Task instructions:
Extract each line where the string "జకవర" shows up.

——————

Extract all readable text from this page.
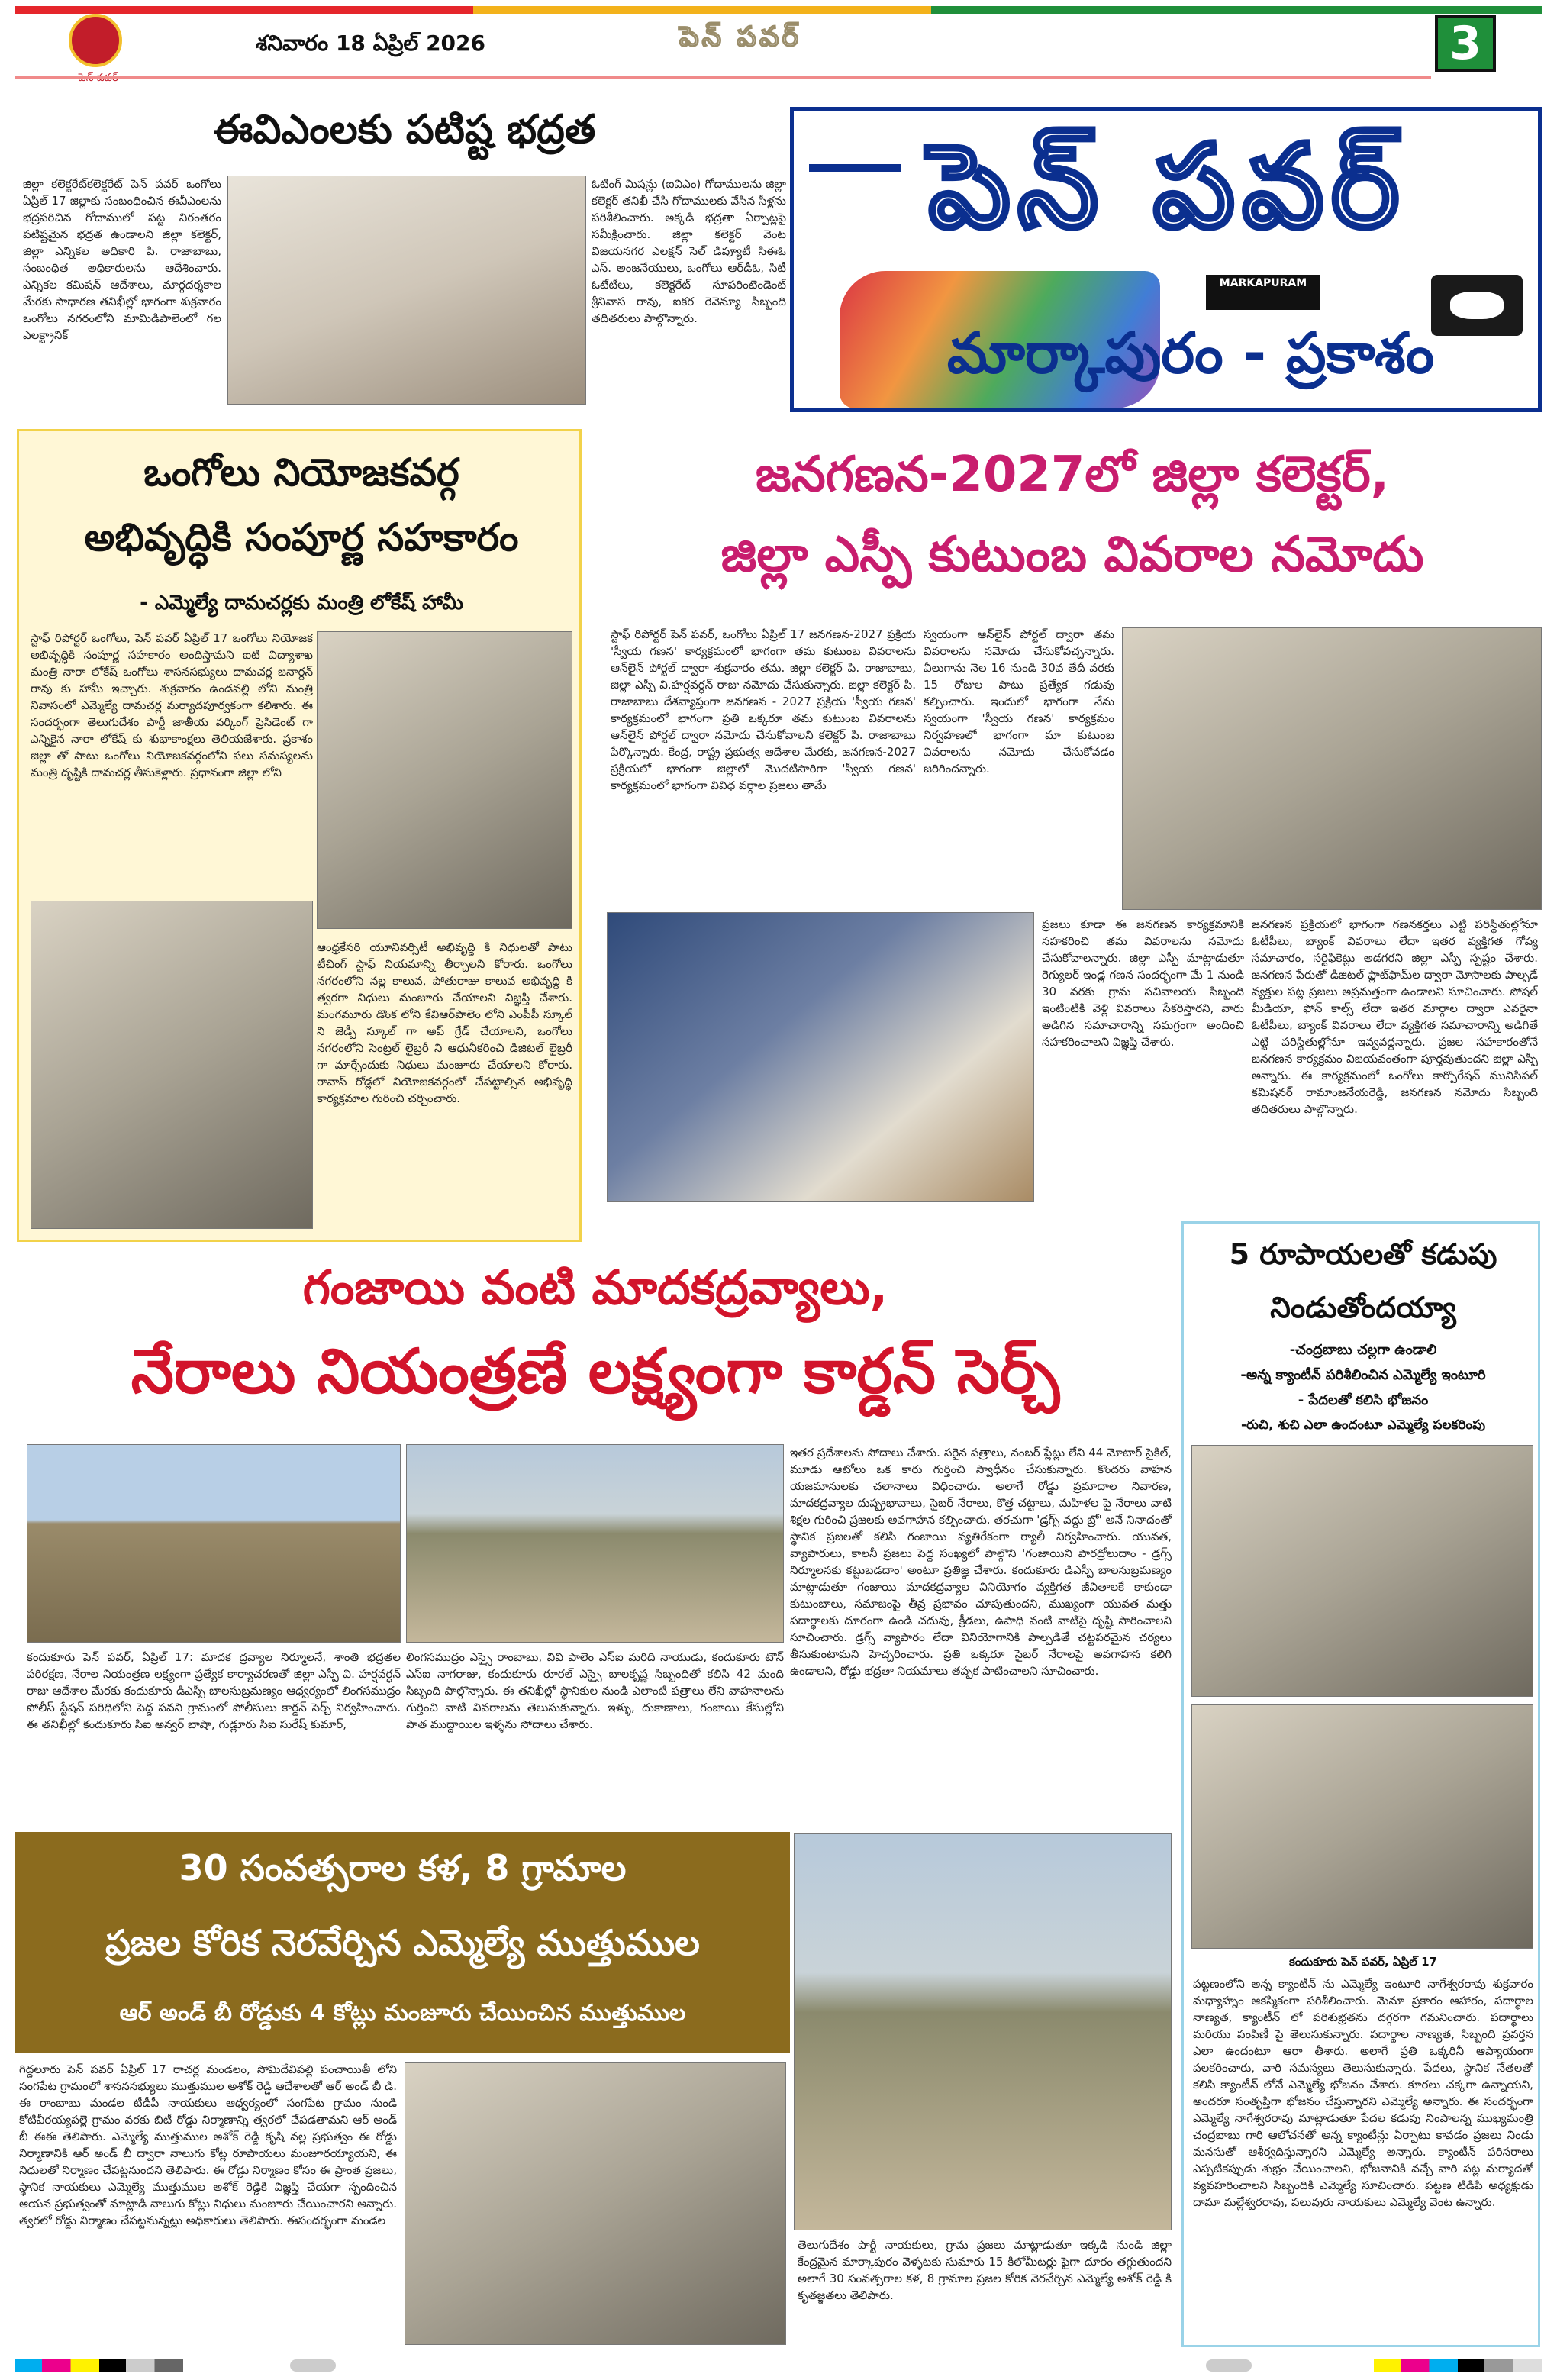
శనివారం 18 ఏప్రిల్ 2026	పెన్ పవర్	3
ఈవిఎంలకు పటిష్ట భద్రత
జిల్లా కలెక్టరేట్‌కలెక్టరేట్ పెన్ పవర్ ఒంగోలు ఏప్రిల్ 17 జిల్లాకు సంబంధించిన ఈవీఎంలను భద్రపరిచిన గోదాములో పట్ట నిరంతరం పటిష్టమైన భద్రత ఉండాలని జిల్లా కలెక్టర్, జిల్లా ఎన్నికల అధికారి పి. రాజాబాబు, సంబంధిత అధికారులను ఆదేశించారు. ఎన్నికల కమిషన్ ఆదేశాలు, మార్గదర్శకాల మేరకు సాధారణ తనిఖీల్లో భాగంగా శుక్రవారం ఒంగోలు నగరంలోని మామిడిపాలెంలో గల ఎలక్ట్రానిక్
ఓటింగ్ మిషన్లు (ఐవిఎం) గోదాములను జిల్లా కలెక్టర్ తనిఖీ చేసి గోదాములకు వేసిన సీళ్లను పరిశీలించారు. అక్కడి భద్రతా ఏర్పాట్లపై సమీక్షించారు. జిల్లా కలెక్టర్ వెంట విజయనగర ఎలక్షన్ సెల్ డిప్యూటీ సిఈఓ ఎస్. అంజనేయులు, ఒంగోలు ఆర్‌డీఓ, సిటీ ఓటేటీలు, కలెక్టరేట్ సూపరింటెండెంట్ శ్రీనివాస రావు, ఐకర రెవెన్యూ సిబ్బంది తదితరులు పాల్గొన్నారు.
పెన్ పవర్
MARKAPURAM
మార్కాపురం - ప్రకాశం
ఒంగోలు నియోజకవర్గ
అభివృద్ధికి సంపూర్ణ సహకారం
- ఎమ్మెల్యే దామచర్లకు మంత్రి లోకేష్ హామీ
స్టాఫ్ రిపోర్టర్ ఒంగోలు, పెన్ పవర్ ఏప్రిల్ 17 ఒంగోలు నియోజక అభివృద్ధికి సంపూర్ణ సహకారం అందిస్తామని ఐటి విద్యాశాఖ మంత్రి నారా లోకేష్ ఒంగోలు శాసనసభ్యులు దామచర్ల జనార్దన్ రావు కు హామీ ఇచ్చారు. శుక్రవారం ఉండవల్లి లోని మంత్రి నివాసంలో ఎమ్మెల్యే దామచర్ల మర్యాదపూర్వకంగా కలిశారు. ఈ సందర్భంగా తెలుగుదేశం పార్టీ జాతీయ వర్కింగ్ ప్రెసిడెంట్ గా ఎన్నికైన నారా లోకేష్ కు శుభాకాంక్షలు తెలియజేశారు. ప్రకాశం జిల్లా తో పాటు ఒంగోలు నియోజకవర్గంలోని పలు సమస్యలను మంత్రి దృష్టికి దామచర్ల తీసుకెళ్లారు. ప్రధానంగా జిల్లా లోని
ఆంధ్రకేసరి యూనివర్సిటీ అభివృద్ధి కి నిధులతో పాటు టీచింగ్ స్టాఫ్ నియమాన్ని తీర్చాలని కోరారు. ఒంగోలు నగరంలోని నల్ల కాలువ, పోతురాజు కాలువ అభివృద్ధి కి త్వరగా నిధులు మంజూరు చేయాలని విజ్ఞప్తి చేశారు. మంగమూరు డొంక లోని కేవిఆర్‌పాలెం లోని ఎంపీపీ స్కూల్ ని జెడ్పీ స్కూల్ గా అప్ గ్రేడ్ చేయాలని, ఒంగోలు నగరంలోని సెంట్రల్ లైబ్రరీ ని ఆధునీకరించి డిజిటల్ లైబ్రరీ గా మార్చేందుకు నిధులు మంజూరు చేయాలని కోరారు. రావాస్ రోడ్లలో నియోజకవర్గంలో చేపట్టాల్సిన అభివృద్ధి కార్యక్రమాల గురించి చర్చించారు.
జనగణన-2027లో జిల్లా కలెక్టర్,
జిల్లా ఎస్పీ కుటుంబ వివరాల నమోదు
స్టాఫ్ రిపోర్టర్ పెన్ పవర్, ఒంగోలు ఏప్రిల్ 17 జనగణన-2027 ప్రక్రియ 'స్వీయ గణన' కార్యక్రమంలో భాగంగా తమ కుటుంబ వివరాలను ఆన్‌లైన్ పోర్టల్ ద్వారా శుక్రవారం తమ. జిల్లా కలెక్టర్ పి. రాజాబాబు, జిల్లా ఎస్పీ వి.హర్షవర్ధన్ రాజు నమోదు చేసుకున్నారు. జిల్లా కలెక్టర్ పి. రాజాబాబు దేశవ్యాప్తంగా జనగణన - 2027 ప్రక్రియ 'స్వీయ గణన' కార్యక్రమంలో భాగంగా ప్రతి ఒక్కరూ తమ కుటుంబ వివరాలను ఆన్‌లైన్ పోర్టల్ ద్వారా నమోదు చేసుకోవాలని కలెక్టర్ పి. రాజాబాబు పేర్కొన్నారు. కేంద్ర, రాష్ట్ర ప్రభుత్వ ఆదేశాల మేరకు, జనగణన-2027 ప్రక్రియలో భాగంగా జిల్లాలో మొదటిసారిగా 'స్వీయ గణన' కార్యక్రమంలో భాగంగా వివిధ వర్గాల ప్రజలు తామే
స్వయంగా ఆన్‌లైన్ పోర్టల్ ద్వారా తమ వివరాలను నమోదు చేసుకోవచ్చన్నారు. వీలుగాను నెల 16 నుండి 30వ తేదీ వరకు 15 రోజుల పాటు ప్రత్యేక గడువు కల్పించారు. ఇందులో భాగంగా నేను స్వయంగా 'స్వీయ గణన' కార్యక్రమం నిర్వహణలో భాగంగా మా కుటుంబ వివరాలను నమోదు చేసుకోవడం జరిగిందన్నారు.
ప్రజలు కూడా ఈ జనగణన కార్యక్రమానికి సహకరించి తమ వివరాలను నమోదు చేసుకోవాలన్నారు. జిల్లా ఎస్పీ మాట్లాడుతూ రెగ్యులర్ ఇండ్ల గణన సందర్భంగా మే 1 నుండి 30 వరకు గ్రామ సచివాలయ సిబ్బంది ఇంటింటికి వెళ్లి వివరాలు సేకరిస్తారని, వారు అడిగిన సమాచారాన్ని సమగ్రంగా అందించి సహకరించాలని విజ్ఞప్తి చేశారు.
జనగణన ప్రక్రియలో భాగంగా గణనకర్తలు ఎట్టి పరిస్థితుల్లోనూ ఓటీపీలు, బ్యాంక్ వివరాలు లేదా ఇతర వ్యక్తిగత గోప్య సమాచారం, సర్టిఫికెట్లు అడగరని జిల్లా ఎస్పీ స్పష్టం చేశారు. జనగణన పేరుతో డిజిటల్ ప్లాట్‌ఫామ్‌ల ద్వారా మోసాలకు పాల్పడే వ్యక్తుల పట్ల ప్రజలు అప్రమత్తంగా ఉండాలని సూచించారు. సోషల్ మీడియా, ఫోన్ కాల్స్ లేదా ఇతర మార్గాల ద్వారా ఎవరైనా ఓటీపీలు, బ్యాంక్ వివరాలు లేదా వ్యక్తిగత సమాచారాన్ని అడిగితే ఎట్టి పరిస్థితుల్లోనూ ఇవ్వవద్దన్నారు. ప్రజల సహకారంతోనే జనగణన కార్యక్రమం విజయవంతంగా పూర్తవుతుందని జిల్లా ఎస్పీ అన్నారు. ఈ కార్యక్రమంలో ఒంగోలు కార్పొరేషన్ మునిసిపల్ కమిషనర్ రామాంజనేయరెడ్డి, జనగణన నమోదు సిబ్బంది తదితరులు పాల్గొన్నారు.
గంజాయి వంటి మాదకద్రవ్యాలు,
నేరాలు నియంత్రణే లక్ష్యంగా కార్డన్ సెర్చ్
కందుకూరు పెన్ పవర్, ఏప్రిల్ 17: మాదక ద్రవ్యాల నిర్మూలనే, శాంతి భద్రతల పరిరక్షణ, నేరాల నియంత్రణ లక్ష్యంగా ప్రత్యేక కార్యాచరణతో జిల్లా ఎస్పీ వి. హర్షవర్ధన్ రాజు ఆదేశాల మేరకు కందుకూరు డిఎస్పీ బాలసుబ్రమణ్యం ఆధ్వర్యంలో లింగసముద్రం పోలీస్ స్టేషన్ పరిధిలోని పెద్ద పవని గ్రామంలో పోలీసులు కార్డన్ సెర్చ్ నిర్వహించారు. ఈ తనిఖీల్లో కందుకూరు సిఐ అన్వర్ బాషా, గుడ్లూరు సిఐ సురేష్ కుమార్,
లింగసముద్రం ఎస్సై రాంబాబు, వివి పాలెం ఎస్ఐ మరిది నాయుడు, కందుకూరు టౌన్ ఎస్ఐ నాగరాజు, కందుకూరు రూరల్ ఎస్సై బాలకృష్ణ సిబ్బందితో కలిసి 42 మంది సిబ్బంది పాల్గొన్నారు. ఈ తనిఖీల్లో స్థానికుల నుండి ఎలాంటి పత్రాలు లేని వాహనాలను గుర్తించి వాటి వివరాలను తెలుసుకున్నారు. ఇళ్ళు, దుకాణాలు, గంజాయి కేసుల్లోని పాత ముద్దాయిల ఇళ్ళను సోదాలు చేశారు.
ఇతర ప్రదేశాలను సోదాలు చేశారు. సరైన పత్రాలు, నంబర్ ప్లేట్లు లేని 44 మోటార్ సైకిల్, మూడు ఆటోలు ఒక కారు గుర్తించి స్వాధీనం చేసుకున్నారు. కొందరు వాహన యజమానులకు చలానాలు విధించారు. అలాగే రోడ్డు ప్రమాదాల నివారణ, మాదకద్రవ్యాల దుష్ప్రభావాలు, సైబర్ నేరాలు, కొత్త చట్టాలు, మహిళల పై నేరాలు వాటి శిక్షల గురించి ప్రజలకు అవగాహన కల్పించారు. తరచుగా 'డ్రగ్స్ వద్దు బ్రో' అనే నినాదంతో స్థానిక ప్రజలతో కలిసి గంజాయి వ్యతిరేకంగా ర్యాలీ నిర్వహించారు. యువత, వ్యాపారులు, కాలనీ ప్రజలు పెద్ద సంఖ్యలో పాల్గొని 'గంజాయిని పారద్రోలుదాం - డ్రగ్స్ నిర్మూలనకు కట్టుబడదాం' అంటూ ప్రతిజ్ఞ చేశారు. కందుకూరు డిఎస్పీ బాలసుబ్రమణ్యం మాట్లాడుతూ గంజాయి మాదకద్రవ్యాల వినియోగం వ్యక్తిగత జీవితాలకే కాకుండా కుటుంబాలు, సమాజంపై తీవ్ర ప్రభావం చూపుతుందని, ముఖ్యంగా యువత మత్తు పదార్థాలకు దూరంగా ఉండి చదువు, క్రీడలు, ఉపాధి వంటి వాటిపై దృష్టి సారించాలని సూచించారు. డ్రగ్స్ వ్యాపారం లేదా వినియోగానికి పాల్పడితే చట్టపరమైన చర్యలు తీసుకుంటామని హెచ్చరించారు. ప్రతి ఒక్కరూ సైబర్ నేరాలపై అవగాహన కలిగి ఉండాలని, రోడ్డు భద్రతా నియమాలు తప్పక పాటించాలని సూచించారు.
5 రూపాయలతో కడుపు
నిండుతోందయ్యా
-చంద్రబాబు చల్లగా ఉండాలి
-అన్న క్యాంటీన్ పరిశీలించిన ఎమ్మెల్యే ఇంటూరి
- పేదలతో కలిసి భోజనం
-రుచి, శుచి ఎలా ఉందంటూ ఎమ్మెల్యే పలకరింపు
కందుకూరు పెన్ పవర్, ఏప్రిల్ 17
పట్టణంలోని అన్న క్యాంటీన్ ను ఎమ్మెల్యే ఇంటూరి నాగేశ్వరరావు శుక్రవారం మధ్యాహ్నం ఆకస్మికంగా పరిశీలించారు. మెనూ ప్రకారం ఆహారం, పదార్థాల నాణ్యత, క్యాంటీన్ లో పరిశుభ్రతను దగ్గరగా గమనించారు. పదార్థాలు మరియు పంపిణీ పై తెలుసుకున్నారు. పదార్థాల నాణ్యత, సిబ్బంది ప్రవర్తన ఎలా ఉందంటూ ఆరా తీశారు. అలాగే ప్రతి ఒక్కరినీ ఆప్యాయంగా పలకరించారు, వారి సమస్యలు తెలుసుకున్నారు. పేదలు, స్థానిక నేతలతో కలిసి క్యాంటీన్ లోనే ఎమ్మెల్యే భోజనం చేశారు. కూరలు చక్కగా ఉన్నాయని, అందరూ సంతృప్తిగా భోజనం చేస్తున్నారని ఎమ్మెల్యే అన్నారు. ఈ సందర్భంగా ఎమ్మెల్యే నాగేశ్వరరావు మాట్లాడుతూ పేదల కడుపు నింపాలన్న ముఖ్యమంత్రి చంద్రబాబు గారి ఆలోచనతో అన్న క్యాంటీన్లు ఏర్పాటు కావడం ప్రజలు నిండు మనసుతో ఆశీర్వదిస్తున్నారని ఎమ్మెల్యే అన్నారు. క్యాంటీన్ పరిసరాలు ఎప్పటికప్పుడు శుభ్రం చేయించాలని, భోజనానికి వచ్చే వారి పట్ల మర్యాదతో వ్యవహరించాలని సిబ్బందికి ఎమ్మెల్యే సూచించారు. పట్టణ టిడిపి అధ్యక్షుడు దామా మల్లేశ్వరరావు, పలువురు నాయకులు ఎమ్మెల్యే వెంట ఉన్నారు.
30 సంవత్సరాల కళ, 8 గ్రామాల
ప్రజల కోరిక నెరవేర్చిన ఎమ్మెల్యే ముత్తుముల
ఆర్ అండ్ బీ రోడ్డుకు 4 కోట్లు మంజూరు చేయించిన ముత్తుముల
గిద్దలూరు పెన్ పవర్ ఏప్రిల్ 17 రాచర్ల మండలం, సోమిదేవిపల్లి పంచాయితీ లోని సంగపేట గ్రామంలో శాసనసభ్యులు ముత్తుముల అశోక్ రెడ్డి ఆదేశాలతో ఆర్ అండ్ బీ డి. ఈ రాంబాబు మండల టీడీపీ నాయకులు ఆధ్వర్యంలో సంగపేట గ్రామం నుండి కోటివీరయ్యపల్లె గ్రామం వరకు బిటీ రోడ్డు నిర్మాణాన్ని త్వరలో చేపడతామని ఆర్ అండ్ బీ ఈఈ తెలిపారు. ఎమ్మెల్యే ముత్తుముల అశోక్ రెడ్డి కృషి వల్ల ప్రభుత్వం ఈ రోడ్డు నిర్మాణానికి ఆర్ అండ్ బీ ద్వారా నాలుగు కోట్ల రూపాయలు మంజూరయ్యాయని, ఈ నిధులతో నిర్మాణం చేపట్టనుందని తెలిపారు. ఈ రోడ్డు నిర్మాణం కోసం ఈ ప్రాంత ప్రజలు, స్థానిక నాయకులు ఎమ్మెల్యే ముత్తుముల అశోక్ రెడ్డికి విజ్ఞప్తి చేయగా స్పందించిన ఆయన ప్రభుత్వంతో మాట్లాడి నాలుగు కోట్లు నిధులు మంజూరు చేయించారని అన్నారు. త్వరలో రోడ్డు నిర్మాణం చేపట్టనున్నట్లు అధికారులు తెలిపారు. ఈసందర్భంగా మండల
తెలుగుదేశం పార్టీ నాయకులు, గ్రామ ప్రజలు మాట్లాడుతూ ఇక్కడి నుండి జిల్లా కేంద్రమైన మార్కాపురం వెళ్ళటకు సుమారు 15 కిలోమీటర్లు పైగా దూరం తగ్గుతుందని అలాగే 30 సంవత్సరాల కళ, 8 గ్రామాల ప్రజల కోరిక నెరవేర్చిన ఎమ్మెల్యే అశోక్ రెడ్డి కి కృతజ్ఞతలు తెలిపారు.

——————

Result below:
ఒంగోలు నియోజకవర్గ
స్టాఫ్ రిపోర్టర్ ఒంగోలు, పెన్ పవర్ ఏప్రిల్ 17 ఒంగోలు నియోజక అభివృద్ధికి సంపూర్ణ సహకారం అందిస్తామని ఐటి విద్యాశాఖ మంత్రి నారా లోకేష్ ఒంగోలు శాసనసభ్యులు దామచర్ల జనార్దన్ రావు కు హామీ ఇచ్చారు. శుక్రవారం ఉండవల్లి లోని మంత్రి నివాసంలో ఎమ్మెల్యే దామచర్ల మర్యాదపూర్వకంగా కలిశారు. ఈ సందర్భంగా తెలుగుదేశం పార్టీ జాతీయ వర్కింగ్ ప్రెసిడెంట్ గా ఎన్నికైన నారా లోకేష్ కు శుభాకాంక్షలు తెలియజేశారు. ప్రకాశం జిల్లా తో పాటు ఒంగోలు నియోజకవర్గంలోని పలు సమస్యలను మంత్రి దృష్టికి దామచర్ల తీసుకెళ్లారు. ప్రధానంగా జిల్లా లోని
ఆంధ్రకేసరి యూనివర్సిటీ అభివృద్ధి కి నిధులతో పాటు టీచింగ్ స్టాఫ్ నియమాన్ని తీర్చాలని కోరారు. ఒంగోలు నగరంలోని నల్ల కాలువ, పోతురాజు కాలువ అభివృద్ధి కి త్వరగా నిధులు మంజూరు చేయాలని విజ్ఞప్తి చేశారు. మంగమూరు డొంక లోని కేవిఆర్‌పాలెం లోని ఎంపీపీ స్కూల్ ని జెడ్పీ స్కూల్ గా అప్ గ్రేడ్ చేయాలని, ఒంగోలు నగరంలోని సెంట్రల్ లైబ్రరీ ని ఆధునీకరించి డిజిటల్ లైబ్రరీ గా మార్చేందుకు నిధులు మంజూరు చేయాలని కోరారు. రావాస్ రోడ్లలో నియోజకవర్గంలో చేపట్టాల్సిన అభివృద్ధి కార్యక్రమాల గురించి చర్చించారు.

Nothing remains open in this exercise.